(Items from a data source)
* Start *

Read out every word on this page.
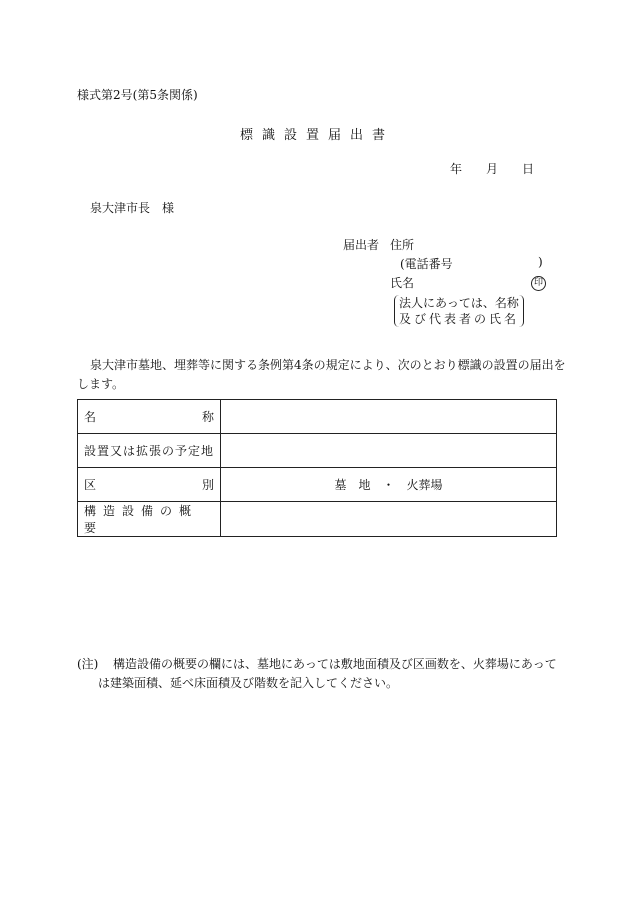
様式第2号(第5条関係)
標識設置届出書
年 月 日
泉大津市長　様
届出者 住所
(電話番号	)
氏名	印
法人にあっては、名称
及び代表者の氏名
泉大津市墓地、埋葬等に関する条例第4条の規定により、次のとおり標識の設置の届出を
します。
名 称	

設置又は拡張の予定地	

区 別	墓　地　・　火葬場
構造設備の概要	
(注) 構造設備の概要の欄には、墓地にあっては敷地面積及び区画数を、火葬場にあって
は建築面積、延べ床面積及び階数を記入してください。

* End *
* Start *

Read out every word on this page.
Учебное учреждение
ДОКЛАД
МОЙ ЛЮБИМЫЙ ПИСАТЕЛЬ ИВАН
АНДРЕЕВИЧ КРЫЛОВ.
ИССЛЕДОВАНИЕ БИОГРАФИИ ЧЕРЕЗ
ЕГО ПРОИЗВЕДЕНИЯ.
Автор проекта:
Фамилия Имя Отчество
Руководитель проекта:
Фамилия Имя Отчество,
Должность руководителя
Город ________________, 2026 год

* End *
* Start *

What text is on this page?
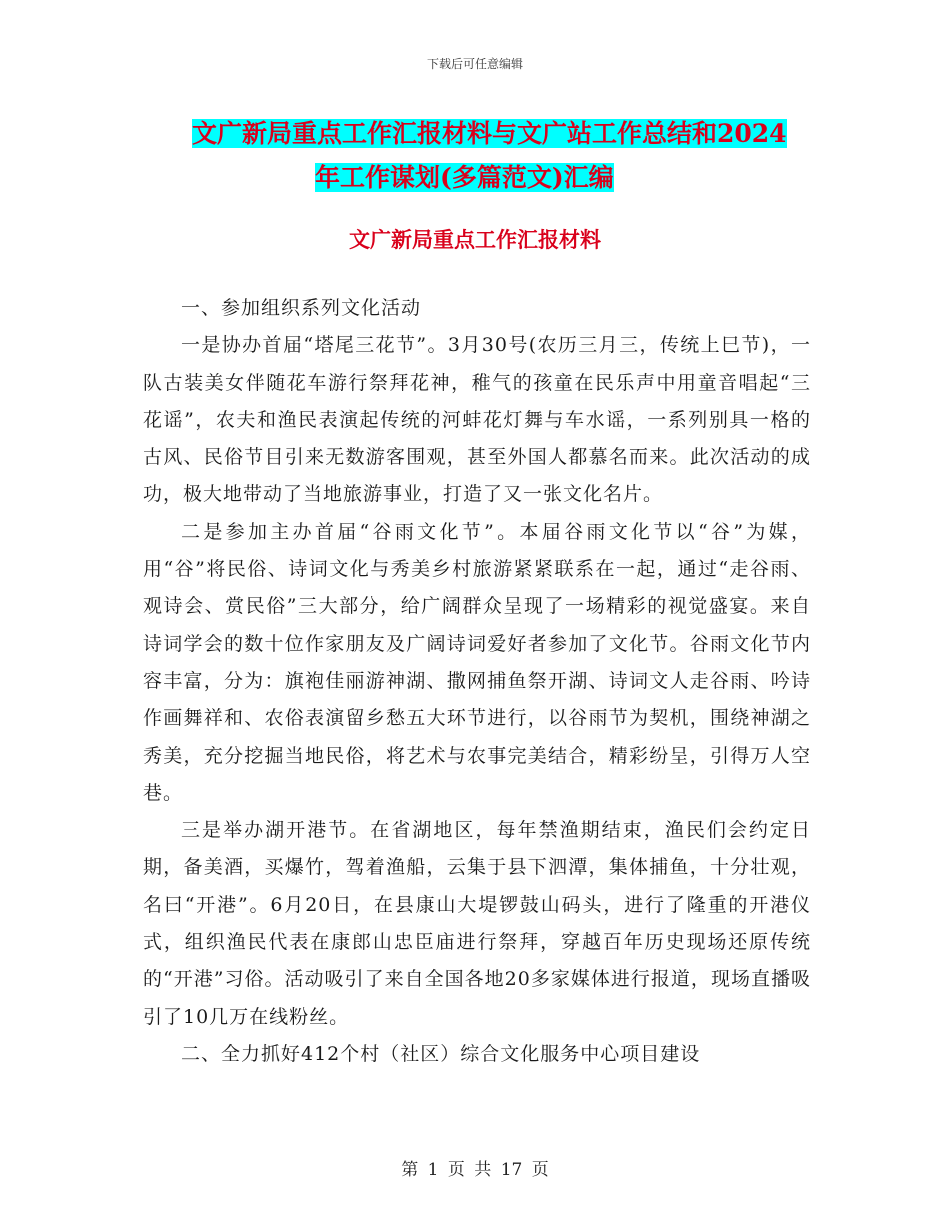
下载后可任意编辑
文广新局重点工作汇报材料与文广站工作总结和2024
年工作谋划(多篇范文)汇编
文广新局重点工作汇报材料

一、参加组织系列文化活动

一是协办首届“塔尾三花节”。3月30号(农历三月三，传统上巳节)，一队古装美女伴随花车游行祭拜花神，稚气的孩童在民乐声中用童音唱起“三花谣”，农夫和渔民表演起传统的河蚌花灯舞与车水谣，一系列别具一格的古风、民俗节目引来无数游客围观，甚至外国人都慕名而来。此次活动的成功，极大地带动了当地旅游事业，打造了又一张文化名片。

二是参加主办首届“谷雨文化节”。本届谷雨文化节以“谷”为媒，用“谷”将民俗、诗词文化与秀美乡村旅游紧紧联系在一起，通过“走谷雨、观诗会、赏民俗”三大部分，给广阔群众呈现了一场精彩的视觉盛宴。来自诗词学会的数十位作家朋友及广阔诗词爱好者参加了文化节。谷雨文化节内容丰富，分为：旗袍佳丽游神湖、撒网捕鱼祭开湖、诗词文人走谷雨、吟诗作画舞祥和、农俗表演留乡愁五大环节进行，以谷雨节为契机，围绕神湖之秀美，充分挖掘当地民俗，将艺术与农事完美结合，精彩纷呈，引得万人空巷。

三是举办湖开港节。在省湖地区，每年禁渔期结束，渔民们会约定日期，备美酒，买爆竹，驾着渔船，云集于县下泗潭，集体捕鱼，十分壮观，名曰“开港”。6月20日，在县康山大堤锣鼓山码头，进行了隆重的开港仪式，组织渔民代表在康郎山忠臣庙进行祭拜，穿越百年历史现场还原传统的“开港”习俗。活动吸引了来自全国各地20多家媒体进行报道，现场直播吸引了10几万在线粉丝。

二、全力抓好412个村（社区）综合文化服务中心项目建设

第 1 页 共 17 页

* End *

Every line containing the string "проекта" must be listed.

ANSWER TO THE TASK -
Автор проекта:
Руководитель проекта:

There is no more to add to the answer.